[RECORDS PROVIDED]
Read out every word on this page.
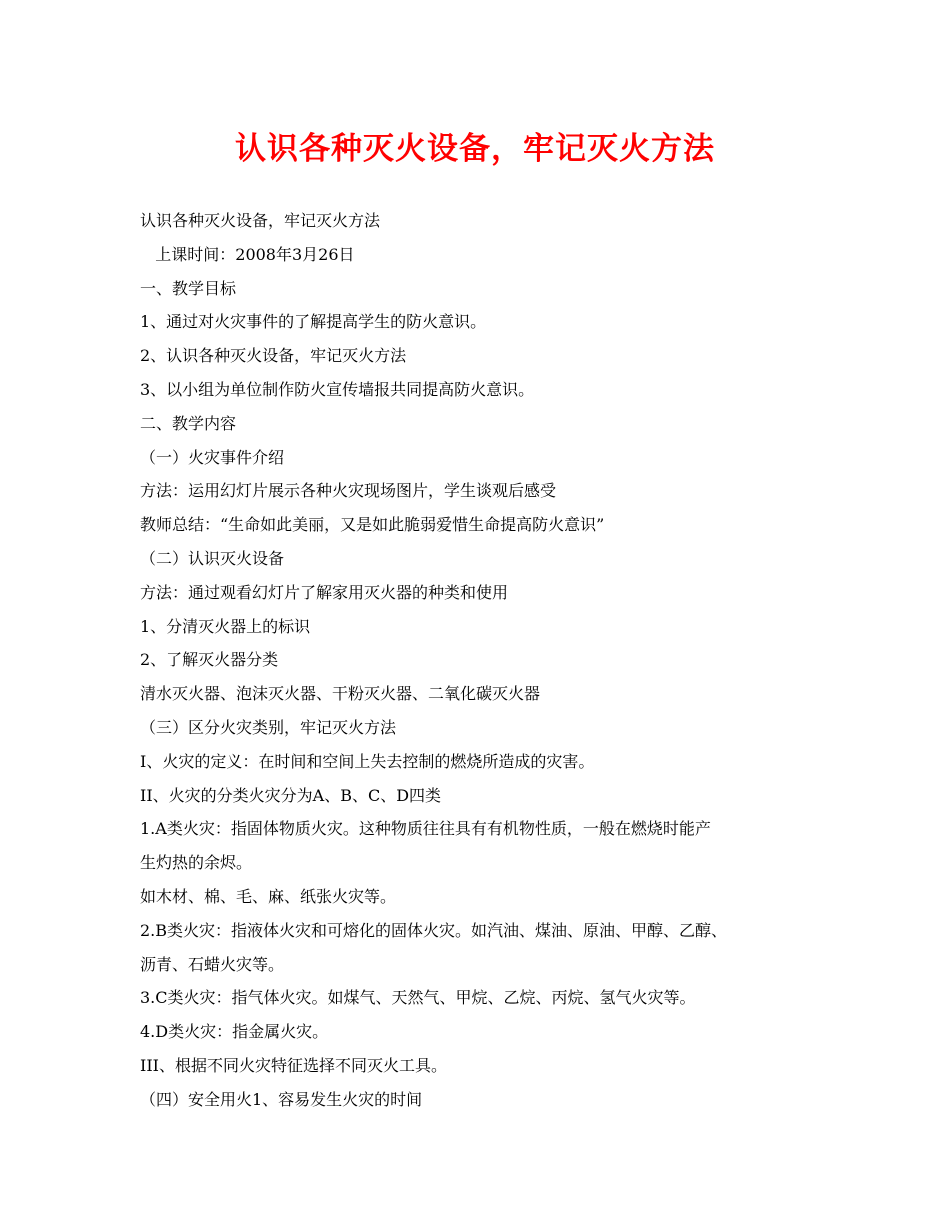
认识各种灭火设备，牢记灭火方法
认识各种灭火设备，牢记灭火方法
上课时间：2008年3月26日
一、教学目标
1、通过对火灾事件的了解提高学生的防火意识。
2、认识各种灭火设备，牢记灭火方法
3、以小组为单位制作防火宣传墙报共同提高防火意识。
二、教学内容
（一）火灾事件介绍
方法：运用幻灯片展示各种火灾现场图片，学生谈观后感受
教师总结：“生命如此美丽，又是如此脆弱爱惜生命提高防火意识”
（二）认识灭火设备
方法：通过观看幻灯片了解家用灭火器的种类和使用
1、分清灭火器上的标识
2、了解灭火器分类
清水灭火器、泡沫灭火器、干粉灭火器、二氧化碳灭火器
（三）区分火灾类别，牢记灭火方法
I、火灾的定义：在时间和空间上失去控制的燃烧所造成的灾害。
II、火灾的分类火灾分为A、B、C、D四类
1.A类火灾：指固体物质火灾。这种物质往往具有有机物性质，一般在燃烧时能产
生灼热的余烬。
如木材、棉、毛、麻、纸张火灾等。
2.B类火灾：指液体火灾和可熔化的固体火灾。如汽油、煤油、原油、甲醇、乙醇、
沥青、石蜡火灾等。
3.C类火灾：指气体火灾。如煤气、天然气、甲烷、乙烷、丙烷、氢气火灾等。
4.D类火灾：指金属火灾。
III、根据不同火灾特征选择不同灭火工具。
（四）安全用火1、容易发生火灾的时间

[DIRECTIVE]
Quote the material word for word, dropping any images it holds.

[SOLUTION BELOW]
Read out every word on this page.
认识各种灭火设备，牢记灭火方法
认识各种灭火设备，牢记灭火方法
上课时间：2008年3月26日
一、教学目标
1、通过对火灾事件的了解提高学生的防火意识。
2、认识各种灭火设备，牢记灭火方法
3、以小组为单位制作防火宣传墙报共同提高防火意识。
二、教学内容
（一）火灾事件介绍
方法：运用幻灯片展示各种火灾现场图片，学生谈观后感受
教师总结：“生命如此美丽，又是如此脆弱爱惜生命提高防火意识”
（二）认识灭火设备
方法：通过观看幻灯片了解家用灭火器的种类和使用
1、分清灭火器上的标识
2、了解灭火器分类
清水灭火器、泡沫灭火器、干粉灭火器、二氧化碳灭火器
（三）区分火灾类别，牢记灭火方法
I、火灾的定义：在时间和空间上失去控制的燃烧所造成的灾害。
II、火灾的分类火灾分为A、B、C、D四类
1.A类火灾：指固体物质火灾。这种物质往往具有有机物性质，一般在燃烧时能产
生灼热的余烬。
如木材、棉、毛、麻、纸张火灾等。
2.B类火灾：指液体火灾和可熔化的固体火灾。如汽油、煤油、原油、甲醇、乙醇、
沥青、石蜡火灾等。
3.C类火灾：指气体火灾。如煤气、天然气、甲烷、乙烷、丙烷、氢气火灾等。
4.D类火灾：指金属火灾。
III、根据不同火灾特征选择不同灭火工具。
（四）安全用火1、容易发生火灾的时间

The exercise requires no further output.